**GOAL OF THE EXERCISE**. Report every line in the listing that contains the string "cells".

**SOURCE MATERIAL**.
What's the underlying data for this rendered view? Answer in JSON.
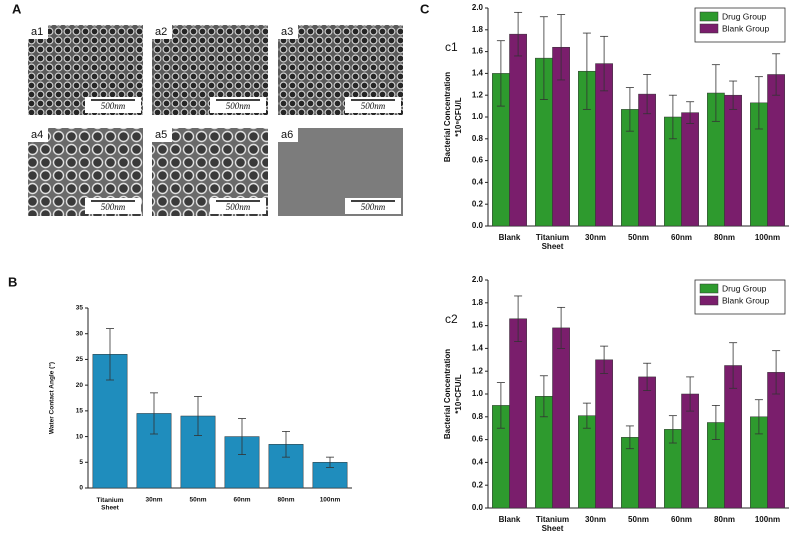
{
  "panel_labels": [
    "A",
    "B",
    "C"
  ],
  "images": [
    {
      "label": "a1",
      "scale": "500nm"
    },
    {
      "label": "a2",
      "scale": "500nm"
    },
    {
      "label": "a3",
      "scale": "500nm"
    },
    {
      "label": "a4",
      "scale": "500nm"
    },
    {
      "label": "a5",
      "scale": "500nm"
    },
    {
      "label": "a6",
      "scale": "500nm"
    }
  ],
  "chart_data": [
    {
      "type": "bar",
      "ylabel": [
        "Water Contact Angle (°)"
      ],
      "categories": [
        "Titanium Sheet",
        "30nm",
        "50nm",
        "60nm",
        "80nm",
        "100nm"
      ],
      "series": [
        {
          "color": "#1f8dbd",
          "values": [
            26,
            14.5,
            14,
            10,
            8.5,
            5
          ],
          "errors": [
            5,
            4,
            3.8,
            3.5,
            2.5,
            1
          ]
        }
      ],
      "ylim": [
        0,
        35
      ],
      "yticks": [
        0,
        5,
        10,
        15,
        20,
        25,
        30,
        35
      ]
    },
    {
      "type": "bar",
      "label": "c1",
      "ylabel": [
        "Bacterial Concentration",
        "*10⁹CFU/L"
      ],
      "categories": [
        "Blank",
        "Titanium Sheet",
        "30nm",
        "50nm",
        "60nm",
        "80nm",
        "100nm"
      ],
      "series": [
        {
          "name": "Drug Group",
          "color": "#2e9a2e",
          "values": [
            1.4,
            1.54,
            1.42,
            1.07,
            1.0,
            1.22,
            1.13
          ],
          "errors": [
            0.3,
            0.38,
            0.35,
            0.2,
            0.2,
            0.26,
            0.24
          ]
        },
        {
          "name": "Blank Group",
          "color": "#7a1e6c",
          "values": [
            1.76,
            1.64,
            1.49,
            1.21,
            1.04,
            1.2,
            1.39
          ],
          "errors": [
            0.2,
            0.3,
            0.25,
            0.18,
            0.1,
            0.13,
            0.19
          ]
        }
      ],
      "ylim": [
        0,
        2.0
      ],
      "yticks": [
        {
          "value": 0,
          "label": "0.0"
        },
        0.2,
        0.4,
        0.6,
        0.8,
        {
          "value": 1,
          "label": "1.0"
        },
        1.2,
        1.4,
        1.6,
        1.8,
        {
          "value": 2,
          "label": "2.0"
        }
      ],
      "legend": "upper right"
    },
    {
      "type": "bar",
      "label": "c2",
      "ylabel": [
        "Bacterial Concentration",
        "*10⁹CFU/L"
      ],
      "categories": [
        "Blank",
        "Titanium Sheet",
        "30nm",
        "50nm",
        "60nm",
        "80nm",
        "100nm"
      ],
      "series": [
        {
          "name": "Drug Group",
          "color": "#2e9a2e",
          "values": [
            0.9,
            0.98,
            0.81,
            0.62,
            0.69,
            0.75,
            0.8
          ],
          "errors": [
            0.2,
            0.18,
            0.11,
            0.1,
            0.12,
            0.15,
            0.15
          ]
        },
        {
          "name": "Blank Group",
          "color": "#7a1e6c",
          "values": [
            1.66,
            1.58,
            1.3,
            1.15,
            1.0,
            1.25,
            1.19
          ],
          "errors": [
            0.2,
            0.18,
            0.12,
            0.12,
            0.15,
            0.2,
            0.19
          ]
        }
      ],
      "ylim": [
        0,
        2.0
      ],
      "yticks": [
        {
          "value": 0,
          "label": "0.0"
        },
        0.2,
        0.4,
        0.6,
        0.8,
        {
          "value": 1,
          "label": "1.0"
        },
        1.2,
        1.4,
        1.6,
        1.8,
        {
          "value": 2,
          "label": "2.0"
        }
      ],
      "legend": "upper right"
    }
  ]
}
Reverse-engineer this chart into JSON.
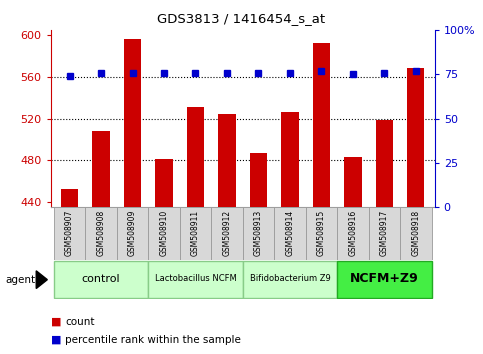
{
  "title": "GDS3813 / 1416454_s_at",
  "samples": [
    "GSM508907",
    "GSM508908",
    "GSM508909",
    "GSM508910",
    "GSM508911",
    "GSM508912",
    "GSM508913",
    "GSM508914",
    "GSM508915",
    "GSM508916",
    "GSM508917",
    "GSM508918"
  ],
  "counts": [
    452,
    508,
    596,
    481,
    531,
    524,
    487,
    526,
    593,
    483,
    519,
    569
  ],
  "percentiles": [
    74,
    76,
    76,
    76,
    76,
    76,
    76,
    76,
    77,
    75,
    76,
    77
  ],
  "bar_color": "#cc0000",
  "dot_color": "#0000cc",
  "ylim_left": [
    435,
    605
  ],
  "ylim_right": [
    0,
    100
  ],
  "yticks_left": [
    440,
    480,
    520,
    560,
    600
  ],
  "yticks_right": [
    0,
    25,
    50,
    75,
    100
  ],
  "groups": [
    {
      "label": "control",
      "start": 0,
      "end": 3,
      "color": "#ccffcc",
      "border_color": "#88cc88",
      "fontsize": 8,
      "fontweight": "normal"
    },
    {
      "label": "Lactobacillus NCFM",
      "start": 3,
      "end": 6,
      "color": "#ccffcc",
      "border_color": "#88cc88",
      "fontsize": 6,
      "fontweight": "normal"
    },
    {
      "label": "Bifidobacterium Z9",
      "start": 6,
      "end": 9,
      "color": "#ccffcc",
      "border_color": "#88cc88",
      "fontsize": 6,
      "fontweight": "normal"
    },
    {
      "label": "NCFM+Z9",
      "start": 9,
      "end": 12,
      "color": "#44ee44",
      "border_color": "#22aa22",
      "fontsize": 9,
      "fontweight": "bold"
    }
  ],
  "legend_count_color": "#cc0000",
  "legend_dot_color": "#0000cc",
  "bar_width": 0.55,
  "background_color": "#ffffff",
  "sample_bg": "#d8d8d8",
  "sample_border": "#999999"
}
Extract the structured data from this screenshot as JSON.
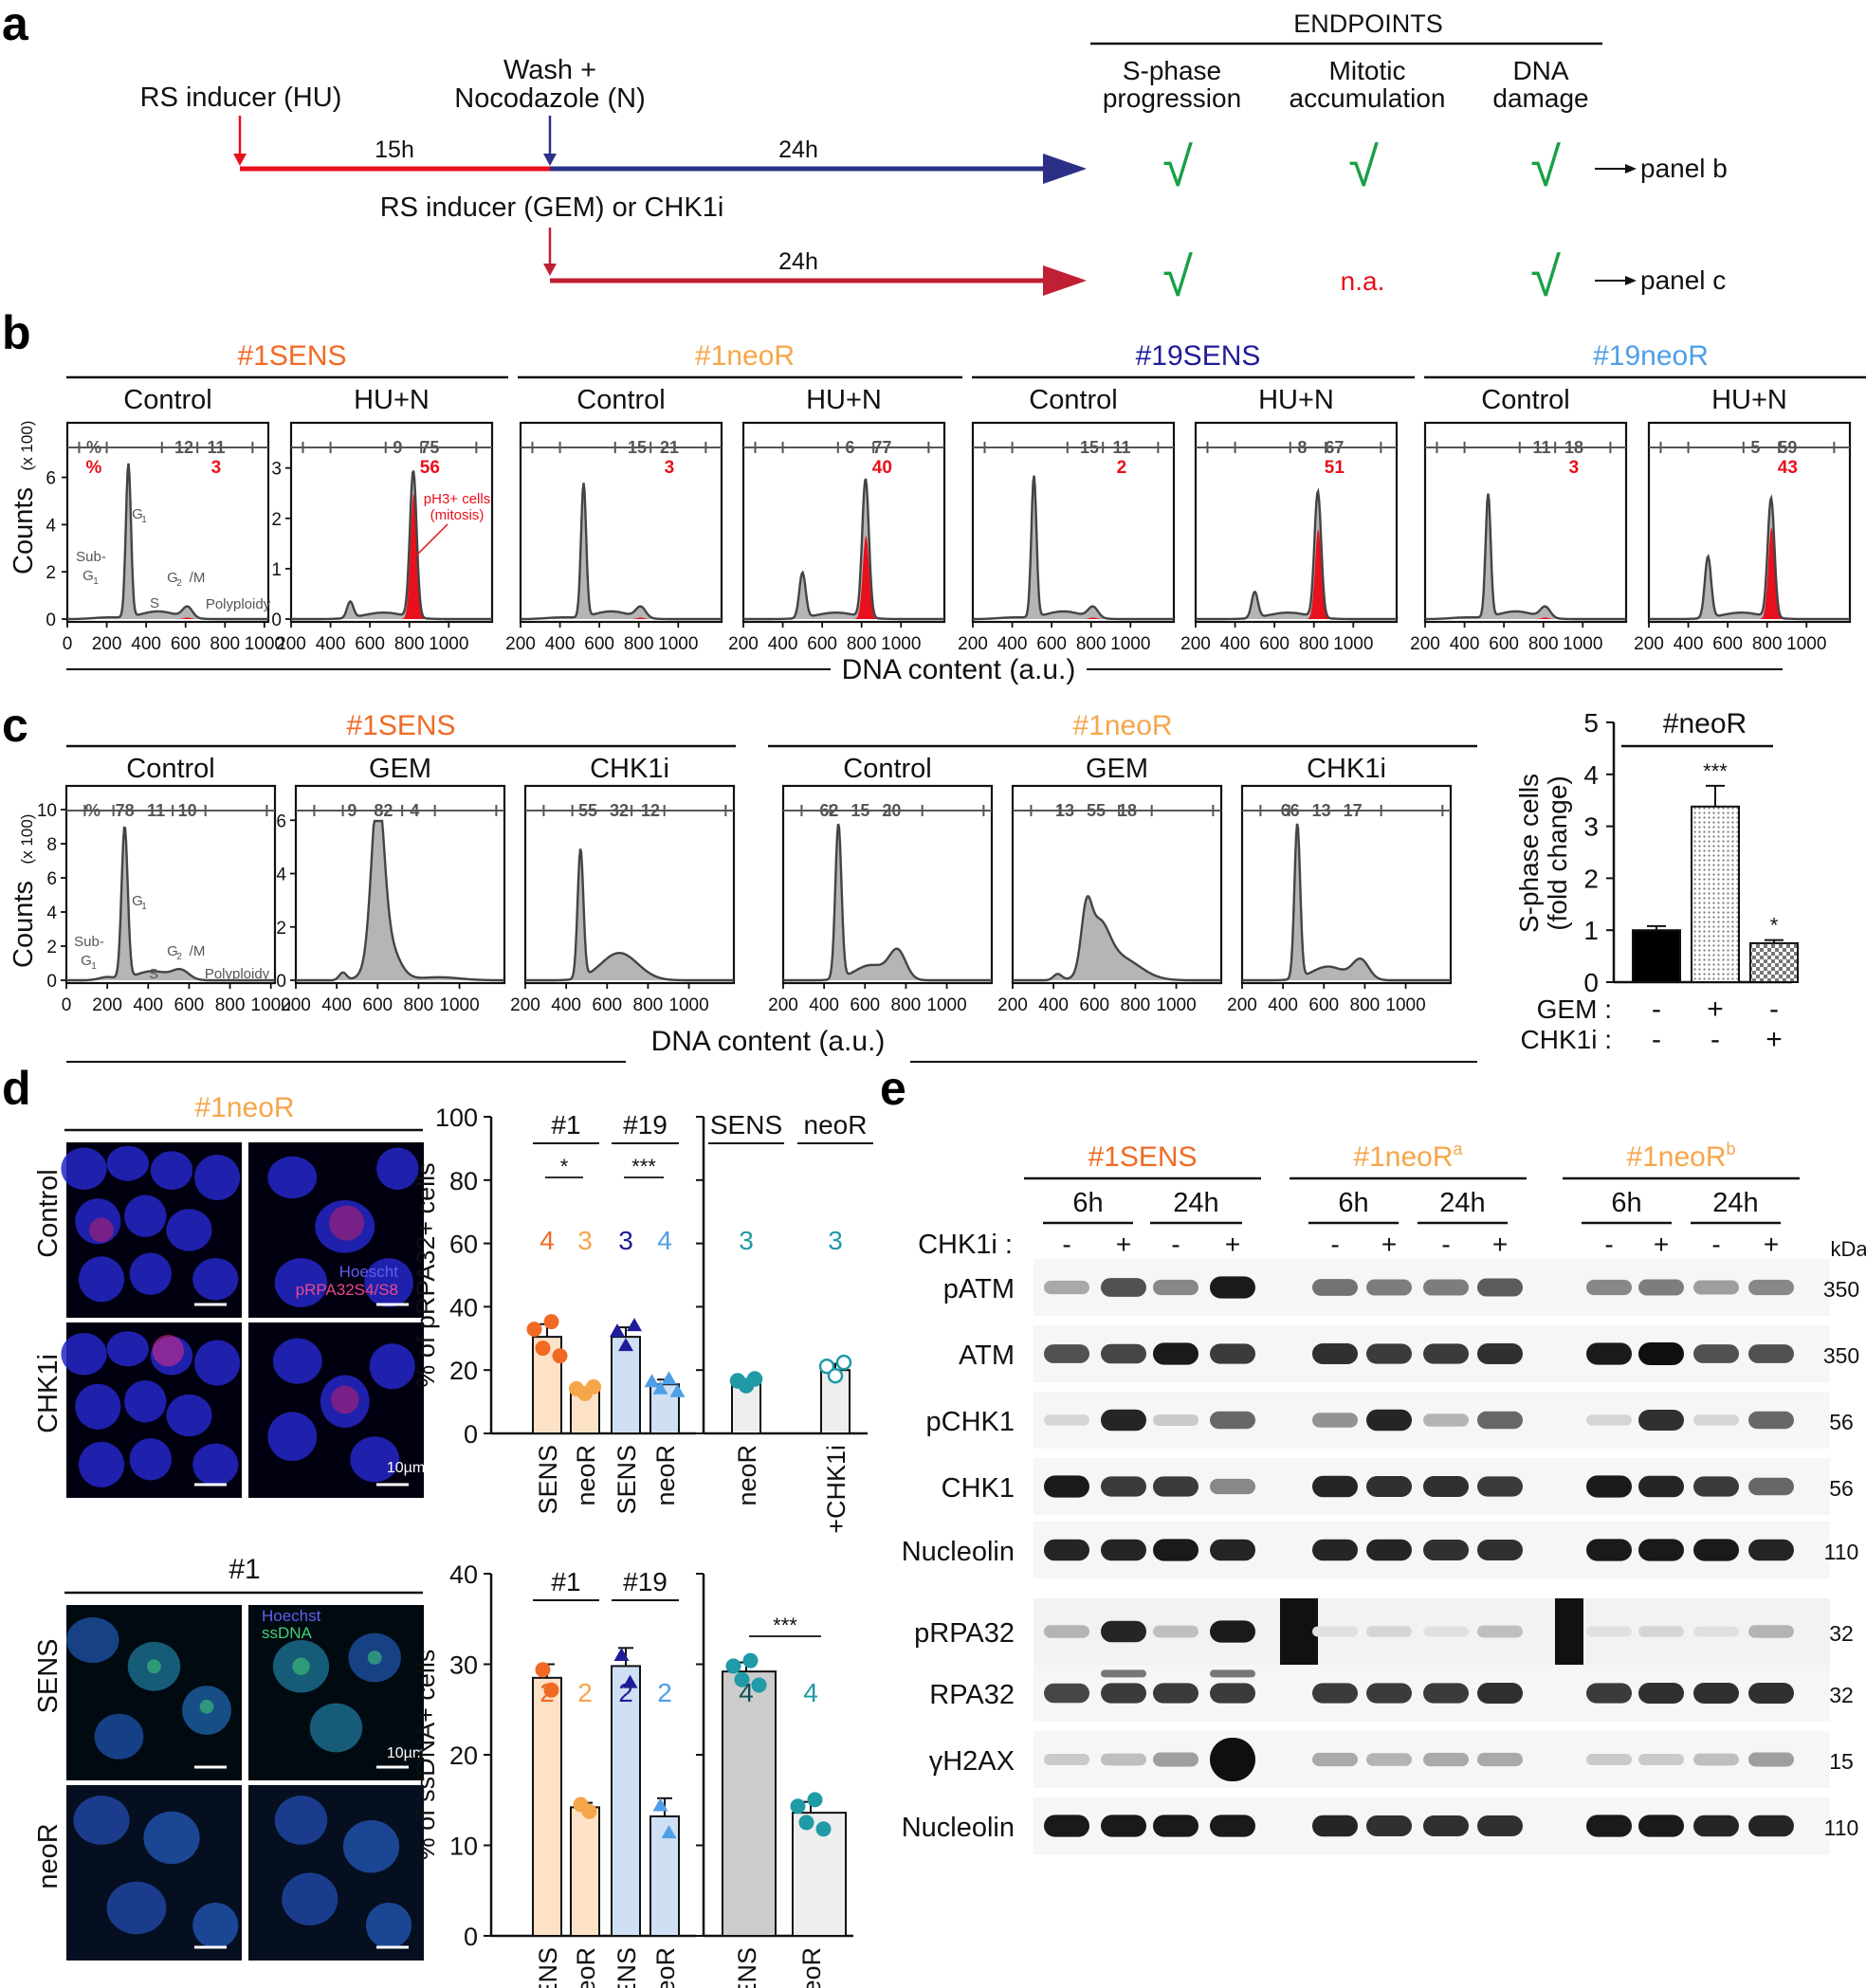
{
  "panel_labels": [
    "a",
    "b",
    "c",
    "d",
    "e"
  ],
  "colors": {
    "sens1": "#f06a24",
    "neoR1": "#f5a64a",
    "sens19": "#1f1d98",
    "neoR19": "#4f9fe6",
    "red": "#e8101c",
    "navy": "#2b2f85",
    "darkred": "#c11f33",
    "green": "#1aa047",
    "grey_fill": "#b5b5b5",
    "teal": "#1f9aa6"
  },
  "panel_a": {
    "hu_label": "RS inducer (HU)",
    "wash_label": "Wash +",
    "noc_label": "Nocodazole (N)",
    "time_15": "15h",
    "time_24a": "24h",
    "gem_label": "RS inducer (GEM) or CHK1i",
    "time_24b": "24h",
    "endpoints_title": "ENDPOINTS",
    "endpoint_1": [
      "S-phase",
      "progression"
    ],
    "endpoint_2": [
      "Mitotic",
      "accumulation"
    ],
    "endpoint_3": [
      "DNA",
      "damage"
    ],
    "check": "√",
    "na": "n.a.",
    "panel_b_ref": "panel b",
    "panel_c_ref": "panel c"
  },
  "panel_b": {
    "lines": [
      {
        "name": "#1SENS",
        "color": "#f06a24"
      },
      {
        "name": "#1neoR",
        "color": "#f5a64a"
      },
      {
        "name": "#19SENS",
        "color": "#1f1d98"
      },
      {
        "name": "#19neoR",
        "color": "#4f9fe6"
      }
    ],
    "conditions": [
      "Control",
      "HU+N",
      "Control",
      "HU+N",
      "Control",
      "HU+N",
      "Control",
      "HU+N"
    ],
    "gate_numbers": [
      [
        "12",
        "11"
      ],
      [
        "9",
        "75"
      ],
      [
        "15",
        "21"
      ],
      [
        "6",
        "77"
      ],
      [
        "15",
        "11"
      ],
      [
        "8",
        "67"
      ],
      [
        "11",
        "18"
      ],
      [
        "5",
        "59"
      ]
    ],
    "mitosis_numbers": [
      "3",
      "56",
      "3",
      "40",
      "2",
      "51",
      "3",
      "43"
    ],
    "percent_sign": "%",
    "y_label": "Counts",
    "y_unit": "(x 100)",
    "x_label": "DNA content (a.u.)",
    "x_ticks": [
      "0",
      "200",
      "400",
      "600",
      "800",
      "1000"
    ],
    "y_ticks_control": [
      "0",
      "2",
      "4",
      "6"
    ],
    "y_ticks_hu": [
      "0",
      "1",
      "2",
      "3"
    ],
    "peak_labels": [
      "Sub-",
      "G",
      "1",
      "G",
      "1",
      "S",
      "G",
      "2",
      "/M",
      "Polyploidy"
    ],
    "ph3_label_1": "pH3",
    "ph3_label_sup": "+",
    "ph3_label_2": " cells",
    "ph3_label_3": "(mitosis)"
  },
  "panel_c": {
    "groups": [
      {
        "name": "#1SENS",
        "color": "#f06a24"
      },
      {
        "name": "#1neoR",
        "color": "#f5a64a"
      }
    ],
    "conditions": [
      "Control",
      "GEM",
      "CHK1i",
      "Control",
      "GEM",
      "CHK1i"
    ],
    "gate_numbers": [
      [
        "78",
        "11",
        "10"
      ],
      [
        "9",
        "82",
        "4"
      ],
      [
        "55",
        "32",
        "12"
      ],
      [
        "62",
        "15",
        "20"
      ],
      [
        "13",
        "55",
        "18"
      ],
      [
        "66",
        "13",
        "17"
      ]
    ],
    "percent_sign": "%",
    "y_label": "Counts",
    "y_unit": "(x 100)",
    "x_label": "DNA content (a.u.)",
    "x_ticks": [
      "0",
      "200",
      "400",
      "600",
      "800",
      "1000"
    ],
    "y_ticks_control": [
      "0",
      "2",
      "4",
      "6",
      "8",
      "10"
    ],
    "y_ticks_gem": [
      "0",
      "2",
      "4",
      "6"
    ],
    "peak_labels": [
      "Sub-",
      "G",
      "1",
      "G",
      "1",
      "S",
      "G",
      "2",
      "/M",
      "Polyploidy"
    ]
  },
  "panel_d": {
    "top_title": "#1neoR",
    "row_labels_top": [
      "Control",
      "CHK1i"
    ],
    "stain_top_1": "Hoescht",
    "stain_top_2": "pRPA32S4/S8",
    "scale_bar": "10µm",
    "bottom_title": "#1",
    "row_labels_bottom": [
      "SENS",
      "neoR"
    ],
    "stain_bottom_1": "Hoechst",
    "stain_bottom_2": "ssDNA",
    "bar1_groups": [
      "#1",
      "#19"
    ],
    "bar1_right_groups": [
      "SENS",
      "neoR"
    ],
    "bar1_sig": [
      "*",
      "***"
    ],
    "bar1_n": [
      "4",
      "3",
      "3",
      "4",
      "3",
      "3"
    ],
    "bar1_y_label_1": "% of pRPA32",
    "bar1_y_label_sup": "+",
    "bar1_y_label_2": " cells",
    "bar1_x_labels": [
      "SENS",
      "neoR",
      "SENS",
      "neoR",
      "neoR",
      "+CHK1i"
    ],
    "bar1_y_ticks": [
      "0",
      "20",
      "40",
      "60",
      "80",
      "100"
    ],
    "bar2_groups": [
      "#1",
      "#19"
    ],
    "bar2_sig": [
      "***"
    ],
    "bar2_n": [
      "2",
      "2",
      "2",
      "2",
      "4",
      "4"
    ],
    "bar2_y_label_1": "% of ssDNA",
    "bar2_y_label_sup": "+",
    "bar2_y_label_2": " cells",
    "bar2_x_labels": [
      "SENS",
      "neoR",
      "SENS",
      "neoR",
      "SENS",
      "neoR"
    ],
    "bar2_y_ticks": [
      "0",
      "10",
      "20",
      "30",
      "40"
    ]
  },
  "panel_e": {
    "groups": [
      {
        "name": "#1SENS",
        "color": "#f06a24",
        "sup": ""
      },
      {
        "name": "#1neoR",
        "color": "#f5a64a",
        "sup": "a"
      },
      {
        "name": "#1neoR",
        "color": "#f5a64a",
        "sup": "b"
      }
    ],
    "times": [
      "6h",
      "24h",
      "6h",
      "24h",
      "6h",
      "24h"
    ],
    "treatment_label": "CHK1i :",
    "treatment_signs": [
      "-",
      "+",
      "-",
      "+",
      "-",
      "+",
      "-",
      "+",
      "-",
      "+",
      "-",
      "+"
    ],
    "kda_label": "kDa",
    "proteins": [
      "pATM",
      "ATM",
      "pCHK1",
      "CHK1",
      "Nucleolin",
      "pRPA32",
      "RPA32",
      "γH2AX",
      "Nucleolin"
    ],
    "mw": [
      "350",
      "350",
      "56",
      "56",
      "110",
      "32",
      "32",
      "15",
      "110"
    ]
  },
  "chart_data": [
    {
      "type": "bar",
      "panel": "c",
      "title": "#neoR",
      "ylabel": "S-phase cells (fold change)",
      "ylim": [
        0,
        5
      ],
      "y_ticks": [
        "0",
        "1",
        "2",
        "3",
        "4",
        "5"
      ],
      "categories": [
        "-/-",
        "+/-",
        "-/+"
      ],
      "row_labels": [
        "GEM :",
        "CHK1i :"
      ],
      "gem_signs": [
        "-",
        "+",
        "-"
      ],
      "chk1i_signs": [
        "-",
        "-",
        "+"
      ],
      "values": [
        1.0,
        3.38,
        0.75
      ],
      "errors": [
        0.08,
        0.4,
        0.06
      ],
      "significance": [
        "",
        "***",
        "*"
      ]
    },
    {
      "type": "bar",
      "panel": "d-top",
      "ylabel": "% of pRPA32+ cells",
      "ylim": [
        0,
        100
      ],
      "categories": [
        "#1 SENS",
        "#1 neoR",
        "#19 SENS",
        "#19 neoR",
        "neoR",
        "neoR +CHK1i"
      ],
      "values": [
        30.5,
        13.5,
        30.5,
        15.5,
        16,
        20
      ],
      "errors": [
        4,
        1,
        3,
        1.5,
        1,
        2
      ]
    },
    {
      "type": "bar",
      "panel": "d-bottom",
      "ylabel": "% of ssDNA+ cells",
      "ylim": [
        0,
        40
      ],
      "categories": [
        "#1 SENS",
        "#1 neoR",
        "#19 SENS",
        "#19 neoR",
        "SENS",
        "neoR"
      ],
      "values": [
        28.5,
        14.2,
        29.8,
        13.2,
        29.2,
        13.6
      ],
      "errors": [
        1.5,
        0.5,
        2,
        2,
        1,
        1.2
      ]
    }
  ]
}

**FINISHED TASK**.
    "ph3_label_2": " cells",
    "bar1_y_label_2": " cells",
    "bar2_y_label_2": " cells",
      "ylabel": "S-phase cells (fold change)",
      "ylabel": "% of pRPA32+ cells",
      "ylabel": "% of ssDNA+ cells",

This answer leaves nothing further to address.